--- Begin MATERIAL FOR THIS TASK ---
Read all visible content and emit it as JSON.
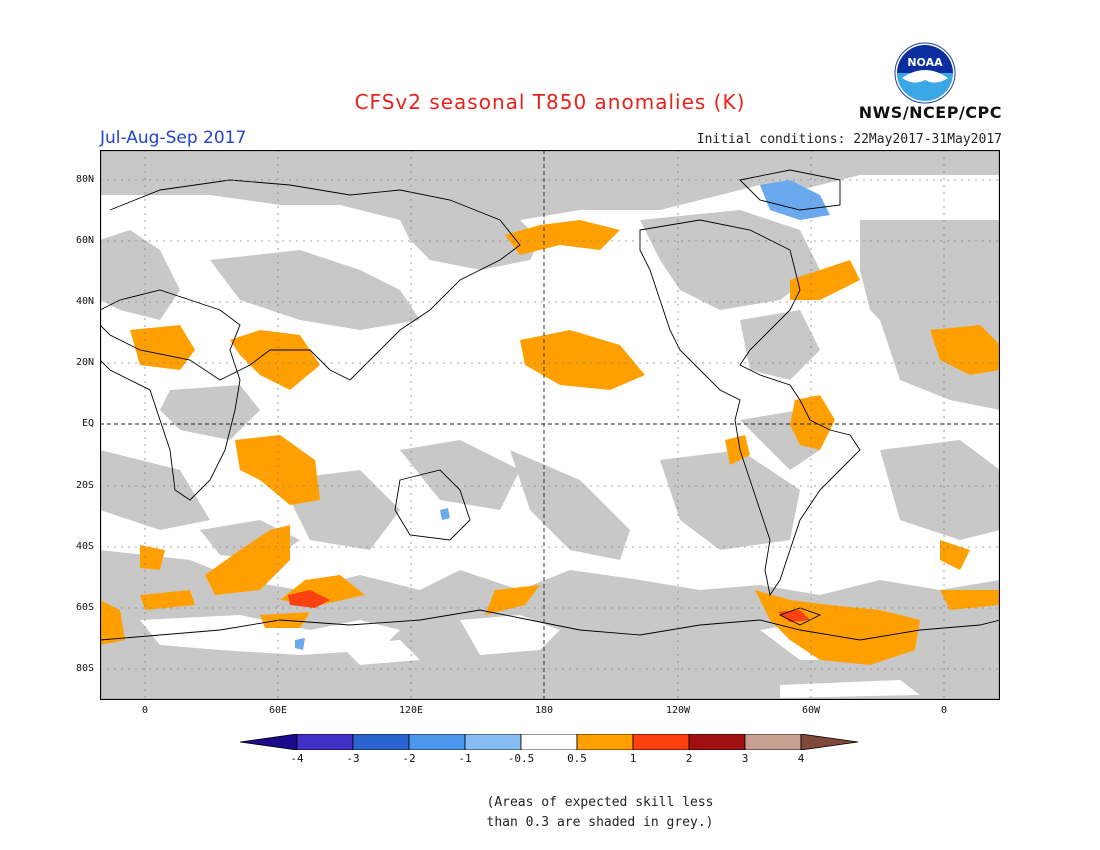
{
  "header": {
    "title": "CFSv2 seasonal T850 anomalies (K)",
    "title_color": "#e8221b",
    "season": "Jul-Aug-Sep 2017",
    "season_color": "#2244cc",
    "initial_conditions": "Initial conditions: 22May2017-31May2017",
    "agency": "NWS/NCEP/CPC",
    "logo_text": "NOAA"
  },
  "map": {
    "lat_labels": [
      "80N",
      "60N",
      "40N",
      "20N",
      "EQ",
      "20S",
      "40S",
      "60S",
      "80S"
    ],
    "lon_labels": [
      "0",
      "60E",
      "120E",
      "180",
      "120W",
      "60W",
      "0"
    ],
    "grey_color": "#c8c8c8",
    "icon": "world-map"
  },
  "colorbar": {
    "bins": [
      {
        "color": "#1a0a8c"
      },
      {
        "color": "#4030c8"
      },
      {
        "color": "#2a64d0"
      },
      {
        "color": "#4c96ee"
      },
      {
        "color": "#86bcf2"
      },
      {
        "color": "#ffffff"
      },
      {
        "color": "#ffa000"
      },
      {
        "color": "#ff4010"
      },
      {
        "color": "#a01010"
      },
      {
        "color": "#c8a090"
      },
      {
        "color": "#804838"
      }
    ],
    "tick_labels": [
      "-4",
      "-3",
      "-2",
      "-1",
      "-0.5",
      "0.5",
      "1",
      "2",
      "3",
      "4"
    ]
  },
  "footnote": {
    "line1": "(Areas of expected skill less",
    "line2": "than 0.3 are shaded in grey.)"
  }
}
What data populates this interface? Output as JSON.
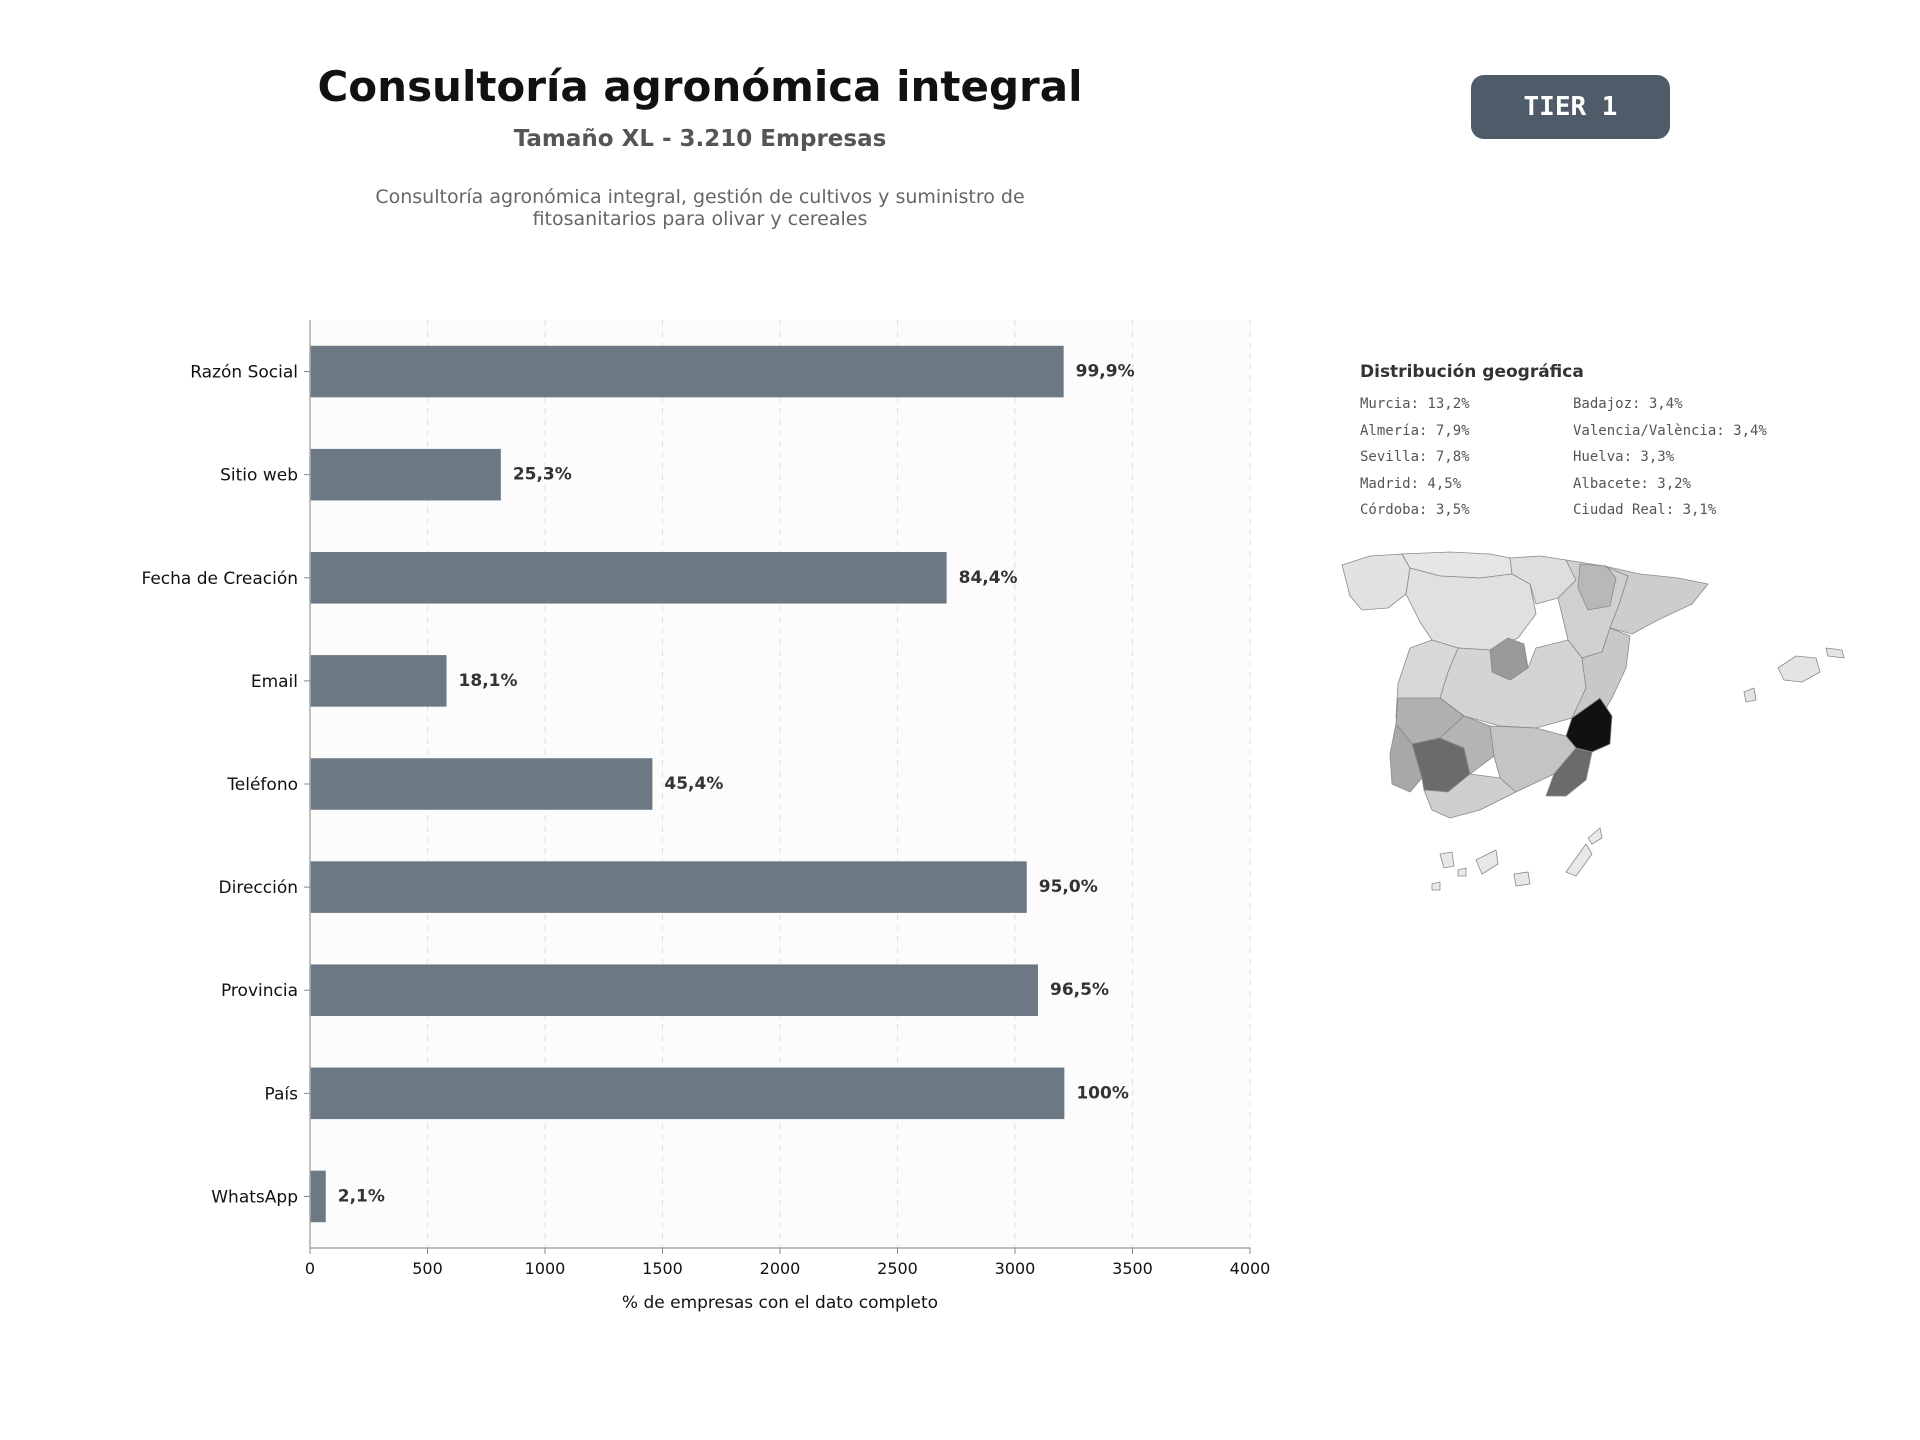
{
  "header": {
    "title": "Consultoría agronómica integral",
    "subtitle": "Tamaño XL - 3.210 Empresas",
    "description": "Consultoría agronómica integral, gestión de cultivos y suministro de fitosanitarios para olivar y cereales",
    "tier": "TIER 1"
  },
  "chart_data": {
    "type": "bar",
    "orientation": "horizontal",
    "categories": [
      "Razón Social",
      "Sitio web",
      "Fecha de Creación",
      "Email",
      "Teléfono",
      "Dirección",
      "Provincia",
      "País",
      "WhatsApp"
    ],
    "values": [
      3207,
      812,
      2709,
      581,
      1457,
      3050,
      3098,
      3210,
      67
    ],
    "labels": [
      "99,9%",
      "25,3%",
      "84,4%",
      "18,1%",
      "45,4%",
      "95,0%",
      "96,5%",
      "100%",
      "2,1%"
    ],
    "xlabel": "% de empresas con el dato completo",
    "xlim": [
      0,
      4000
    ],
    "xticks": [
      0,
      500,
      1000,
      1500,
      2000,
      2500,
      3000,
      3500,
      4000
    ],
    "grid": "vertical dashed",
    "bar_color": "#6c7883"
  },
  "geo": {
    "title": "Distribución geográfica",
    "items": [
      "Murcia: 13,2%",
      "Almería: 7,9%",
      "Sevilla: 7,8%",
      "Madrid: 4,5%",
      "Córdoba: 3,5%",
      "Badajoz: 3,4%",
      "Valencia/València: 3,4%",
      "Huelva: 3,3%",
      "Albacete: 3,2%",
      "Ciudad Real: 3,1%"
    ],
    "map": {
      "highlight_colors": {
        "murcia": "#111111",
        "almeria": "#6b6b6b",
        "sevilla": "#6b6b6b",
        "madrid": "#9a9a9a",
        "default": "#dddddd"
      }
    }
  }
}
--- End MATERIAL FOR THIS TASK ---
# [TASK OBJECTIVE]
From the listing above, copy out each line where the word "agronómica" appears.

# [ANSWER TO THIS EXERCISE]
    "title": "Consultoría agronómica integral",
    "description": "Consultoría agronómica integral, gestión de cultivos y suministro de fitosanitarios para olivar y cereales",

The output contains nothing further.